BEGIN
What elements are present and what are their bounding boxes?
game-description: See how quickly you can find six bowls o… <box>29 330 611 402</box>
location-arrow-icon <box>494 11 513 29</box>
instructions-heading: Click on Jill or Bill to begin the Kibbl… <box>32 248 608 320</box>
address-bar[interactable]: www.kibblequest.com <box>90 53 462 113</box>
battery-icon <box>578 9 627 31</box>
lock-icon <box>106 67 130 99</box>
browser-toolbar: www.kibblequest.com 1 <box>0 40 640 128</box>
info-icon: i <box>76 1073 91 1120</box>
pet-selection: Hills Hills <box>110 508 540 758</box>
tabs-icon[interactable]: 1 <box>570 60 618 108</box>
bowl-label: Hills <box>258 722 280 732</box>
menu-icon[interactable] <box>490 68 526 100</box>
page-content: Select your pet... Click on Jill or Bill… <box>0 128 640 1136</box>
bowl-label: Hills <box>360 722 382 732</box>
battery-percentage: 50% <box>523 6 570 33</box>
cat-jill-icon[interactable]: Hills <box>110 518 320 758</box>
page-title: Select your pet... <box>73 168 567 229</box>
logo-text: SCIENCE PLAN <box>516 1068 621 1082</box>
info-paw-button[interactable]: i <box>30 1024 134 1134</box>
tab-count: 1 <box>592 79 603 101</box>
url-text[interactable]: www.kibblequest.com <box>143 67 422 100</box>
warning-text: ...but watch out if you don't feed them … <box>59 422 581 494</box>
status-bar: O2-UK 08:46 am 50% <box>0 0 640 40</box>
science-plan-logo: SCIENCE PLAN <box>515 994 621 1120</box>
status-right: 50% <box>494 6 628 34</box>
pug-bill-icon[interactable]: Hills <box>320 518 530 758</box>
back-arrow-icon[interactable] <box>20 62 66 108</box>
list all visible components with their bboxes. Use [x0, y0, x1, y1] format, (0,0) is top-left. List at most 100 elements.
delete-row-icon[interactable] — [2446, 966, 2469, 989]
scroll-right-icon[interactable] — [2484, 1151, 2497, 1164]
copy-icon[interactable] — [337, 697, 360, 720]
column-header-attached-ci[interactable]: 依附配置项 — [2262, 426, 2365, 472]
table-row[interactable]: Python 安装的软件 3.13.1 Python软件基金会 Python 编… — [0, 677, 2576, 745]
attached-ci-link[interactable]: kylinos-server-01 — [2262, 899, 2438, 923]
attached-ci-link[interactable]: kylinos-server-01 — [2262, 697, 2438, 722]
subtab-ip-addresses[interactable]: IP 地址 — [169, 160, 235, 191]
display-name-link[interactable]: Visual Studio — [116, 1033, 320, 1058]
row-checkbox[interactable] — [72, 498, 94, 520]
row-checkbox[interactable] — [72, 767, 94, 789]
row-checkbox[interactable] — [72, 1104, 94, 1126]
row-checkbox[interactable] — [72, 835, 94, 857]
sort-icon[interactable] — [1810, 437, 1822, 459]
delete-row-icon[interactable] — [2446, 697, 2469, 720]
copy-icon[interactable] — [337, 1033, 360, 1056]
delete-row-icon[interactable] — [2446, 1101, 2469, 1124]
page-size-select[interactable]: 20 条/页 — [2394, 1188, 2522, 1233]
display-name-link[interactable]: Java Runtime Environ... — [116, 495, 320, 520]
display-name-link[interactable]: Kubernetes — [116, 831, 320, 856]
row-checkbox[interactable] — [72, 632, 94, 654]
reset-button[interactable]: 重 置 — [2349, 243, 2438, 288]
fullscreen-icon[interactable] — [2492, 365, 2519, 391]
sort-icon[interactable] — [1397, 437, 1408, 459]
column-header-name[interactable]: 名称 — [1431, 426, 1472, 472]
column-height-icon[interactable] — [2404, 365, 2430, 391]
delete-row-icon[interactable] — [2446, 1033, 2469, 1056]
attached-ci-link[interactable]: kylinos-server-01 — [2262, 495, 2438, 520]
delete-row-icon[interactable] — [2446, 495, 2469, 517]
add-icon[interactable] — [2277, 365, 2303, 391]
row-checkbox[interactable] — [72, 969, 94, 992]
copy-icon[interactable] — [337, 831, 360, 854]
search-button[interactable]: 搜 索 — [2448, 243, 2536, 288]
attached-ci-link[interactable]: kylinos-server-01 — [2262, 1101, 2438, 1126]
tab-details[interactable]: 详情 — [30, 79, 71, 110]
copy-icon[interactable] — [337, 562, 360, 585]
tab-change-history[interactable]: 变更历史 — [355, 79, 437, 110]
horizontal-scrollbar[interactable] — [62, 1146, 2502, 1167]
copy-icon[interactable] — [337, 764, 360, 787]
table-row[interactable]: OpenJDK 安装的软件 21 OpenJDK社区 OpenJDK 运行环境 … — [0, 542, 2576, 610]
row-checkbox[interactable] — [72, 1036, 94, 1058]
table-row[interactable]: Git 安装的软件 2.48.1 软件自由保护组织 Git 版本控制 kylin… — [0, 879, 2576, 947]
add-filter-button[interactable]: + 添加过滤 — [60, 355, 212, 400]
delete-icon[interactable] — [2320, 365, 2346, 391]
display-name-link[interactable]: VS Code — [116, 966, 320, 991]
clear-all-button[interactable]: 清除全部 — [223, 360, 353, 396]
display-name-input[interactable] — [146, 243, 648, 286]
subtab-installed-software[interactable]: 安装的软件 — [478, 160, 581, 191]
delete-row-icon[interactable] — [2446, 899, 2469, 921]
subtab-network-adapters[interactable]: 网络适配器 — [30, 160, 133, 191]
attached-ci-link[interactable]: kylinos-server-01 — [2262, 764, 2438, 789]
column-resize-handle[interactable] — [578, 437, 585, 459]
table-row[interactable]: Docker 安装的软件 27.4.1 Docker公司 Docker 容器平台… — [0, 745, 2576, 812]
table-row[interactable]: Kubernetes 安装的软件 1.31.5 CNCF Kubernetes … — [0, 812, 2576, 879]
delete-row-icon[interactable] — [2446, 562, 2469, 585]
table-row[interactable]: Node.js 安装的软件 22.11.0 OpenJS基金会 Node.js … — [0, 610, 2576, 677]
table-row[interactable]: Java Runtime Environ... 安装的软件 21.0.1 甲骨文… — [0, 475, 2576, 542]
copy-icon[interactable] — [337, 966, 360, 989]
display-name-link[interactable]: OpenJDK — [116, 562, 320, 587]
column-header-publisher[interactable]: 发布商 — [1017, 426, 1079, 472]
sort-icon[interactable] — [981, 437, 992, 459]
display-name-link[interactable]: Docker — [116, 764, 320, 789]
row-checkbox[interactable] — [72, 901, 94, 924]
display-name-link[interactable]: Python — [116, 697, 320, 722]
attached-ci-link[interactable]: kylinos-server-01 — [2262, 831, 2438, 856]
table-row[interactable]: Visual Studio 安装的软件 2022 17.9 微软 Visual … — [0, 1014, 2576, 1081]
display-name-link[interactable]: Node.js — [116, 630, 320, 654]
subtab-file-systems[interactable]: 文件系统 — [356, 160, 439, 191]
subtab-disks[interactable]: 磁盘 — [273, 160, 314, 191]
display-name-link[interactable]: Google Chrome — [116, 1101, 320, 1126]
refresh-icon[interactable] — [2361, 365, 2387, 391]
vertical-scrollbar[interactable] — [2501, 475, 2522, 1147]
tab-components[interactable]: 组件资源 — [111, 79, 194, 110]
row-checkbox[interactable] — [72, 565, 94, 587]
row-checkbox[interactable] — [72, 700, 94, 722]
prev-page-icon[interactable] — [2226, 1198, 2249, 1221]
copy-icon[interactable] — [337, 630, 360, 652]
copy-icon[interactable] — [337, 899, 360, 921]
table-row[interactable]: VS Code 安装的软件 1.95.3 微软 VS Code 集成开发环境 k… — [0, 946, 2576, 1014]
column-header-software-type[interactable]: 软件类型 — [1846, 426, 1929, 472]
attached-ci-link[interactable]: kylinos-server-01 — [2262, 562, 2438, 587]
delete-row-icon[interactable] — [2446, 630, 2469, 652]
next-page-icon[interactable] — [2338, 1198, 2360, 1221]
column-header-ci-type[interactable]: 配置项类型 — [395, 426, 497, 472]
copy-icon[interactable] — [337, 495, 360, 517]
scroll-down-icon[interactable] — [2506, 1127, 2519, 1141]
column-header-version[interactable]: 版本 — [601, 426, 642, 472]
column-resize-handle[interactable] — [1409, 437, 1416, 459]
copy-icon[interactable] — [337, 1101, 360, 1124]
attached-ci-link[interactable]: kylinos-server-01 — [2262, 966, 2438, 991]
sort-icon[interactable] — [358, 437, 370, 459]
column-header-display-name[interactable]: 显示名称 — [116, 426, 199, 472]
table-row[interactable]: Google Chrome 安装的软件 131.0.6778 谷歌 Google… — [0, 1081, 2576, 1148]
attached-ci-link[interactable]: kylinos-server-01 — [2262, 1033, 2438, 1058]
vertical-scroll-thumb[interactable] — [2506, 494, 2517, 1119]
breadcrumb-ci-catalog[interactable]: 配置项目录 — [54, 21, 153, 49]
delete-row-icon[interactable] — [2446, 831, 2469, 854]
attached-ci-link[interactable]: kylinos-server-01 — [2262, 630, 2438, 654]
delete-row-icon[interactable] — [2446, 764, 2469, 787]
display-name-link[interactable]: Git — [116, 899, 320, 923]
END
Can you print the data word for word, from its very first line through the line containing "bowl-label: Hills <box>258 722 280 732</box>", with both of those lines included?

The reply ▸
What elements are present and what are their bounding boxes?
game-description: See how quickly you can find six bowls o… <box>29 330 611 402</box>
location-arrow-icon <box>494 11 513 29</box>
instructions-heading: Click on Jill or Bill to begin the Kibbl… <box>32 248 608 320</box>
address-bar[interactable]: www.kibblequest.com <box>90 53 462 113</box>
battery-icon <box>578 9 627 31</box>
lock-icon <box>106 67 130 99</box>
browser-toolbar: www.kibblequest.com 1 <box>0 40 640 128</box>
info-icon: i <box>76 1073 91 1120</box>
pet-selection: Hills Hills <box>110 508 540 758</box>
tabs-icon[interactable]: 1 <box>570 60 618 108</box>
bowl-label: Hills <box>258 722 280 732</box>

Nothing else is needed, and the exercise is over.